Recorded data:
◆ ◆ ◆ ◆ ◆

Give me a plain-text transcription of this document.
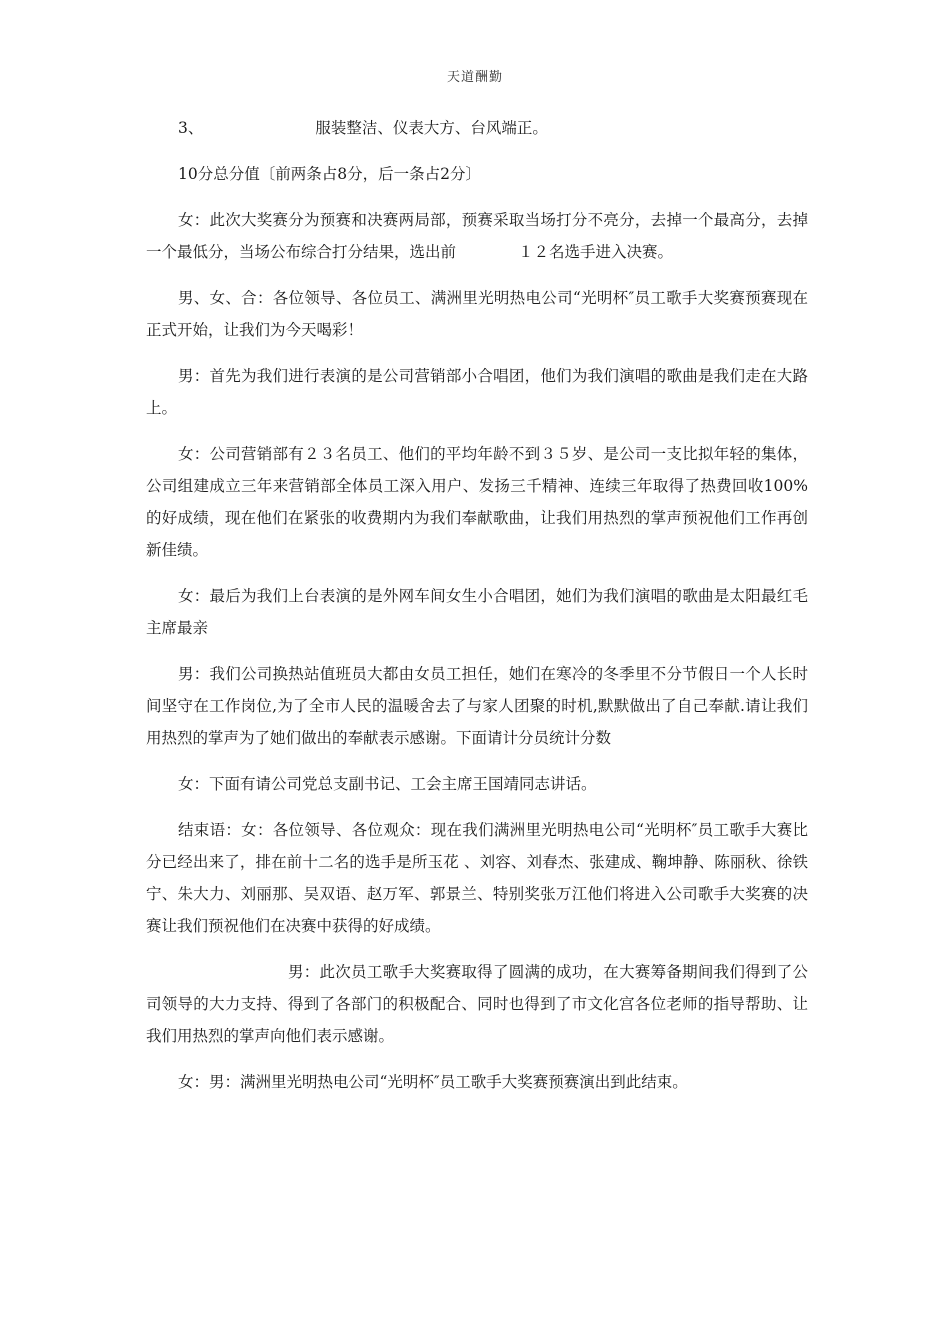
天道酬勤

3、	服装整洁、仪表大方、台风端正。

10分总分值〔前两条占8分，后一条占2分〕

女：此次大奖赛分为预赛和决赛两局部，预赛采取当场打分不亮分，去掉一个最高分，去掉一个最低分，当场公布综合打分结果，选出前	１２名选手进入决赛。

男、女、合：各位领导、各位员工、满洲里光明热电公司“光明杯″员工歌手大奖赛预赛现在正式开始，让我们为今天喝彩！

男：首先为我们进行表演的是公司营销部小合唱团，他们为我们演唱的歌曲是我们走在大路上。

女：公司营销部有２３名员工、他们的平均年龄不到３５岁、是公司一支比拟年轻的集体，公司组建成立三年来营销部全体员工深入用户、发扬三千精神、连续三年取得了热费回收100%的好成绩，现在他们在紧张的收费期内为我们奉献歌曲，让我们用热烈的掌声预祝他们工作再创新佳绩。

女：最后为我们上台表演的是外网车间女生小合唱团，她们为我们演唱的歌曲是太阳最红毛主席最亲

男：我们公司换热站值班员大都由女员工担任，她们在寒冷的冬季里不分节假日一个人长时间坚守在工作岗位,为了全市人民的温暖舍去了与家人团聚的时机,默默做出了自己奉献.请让我们用热烈的掌声为了她们做出的奉献表示感谢。下面请计分员统计分数

女：下面有请公司党总支副书记、工会主席王国靖同志讲话。

结束语：女：各位领导、各位观众：现在我们满洲里光明热电公司“光明杯″员工歌手大赛比分已经出来了，排在前十二名的选手是所玉花 、刘容、刘春杰、张建成、鞠坤静、陈丽秋、徐铁宁、朱大力、刘丽那、吴双语、赵万军、郭景兰、特别奖张万江他们将进入公司歌手大奖赛的决赛让我们预祝他们在决赛中获得的好成绩。

男：此次员工歌手大奖赛取得了圆满的成功，在大赛筹备期间我们得到了公司领导的大力支持、得到了各部门的积极配合、同时也得到了市文化宫各位老师的指导帮助、让我们用热烈的掌声向他们表示感谢。

女：男：满洲里光明热电公司“光明杯″员工歌手大奖赛预赛演出到此结束。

◆ ◆ ◆ ◆ ◆

## Do this
Using the records above, copy each line that contains "各位领导".

## Correct output
男、女、合：各位领导、各位员工、满洲里光明热电公司“光明杯″员工歌手大奖赛预赛现在正式开始，让我们为今天喝彩！
结束语：女：各位领导、各位观众：现在我们满洲里光明热电公司“光明杯″员工歌手大赛比分已经出来了，排在前十二名的选手是所玉花 、刘容、刘春杰、张建成、鞠坤静、陈丽秋、徐铁宁、朱大力、刘丽那、吴双语、赵万军、郭景兰、特别奖张万江他们将进入公司歌手大奖赛的决赛让我们预祝他们在决赛中获得的好成绩。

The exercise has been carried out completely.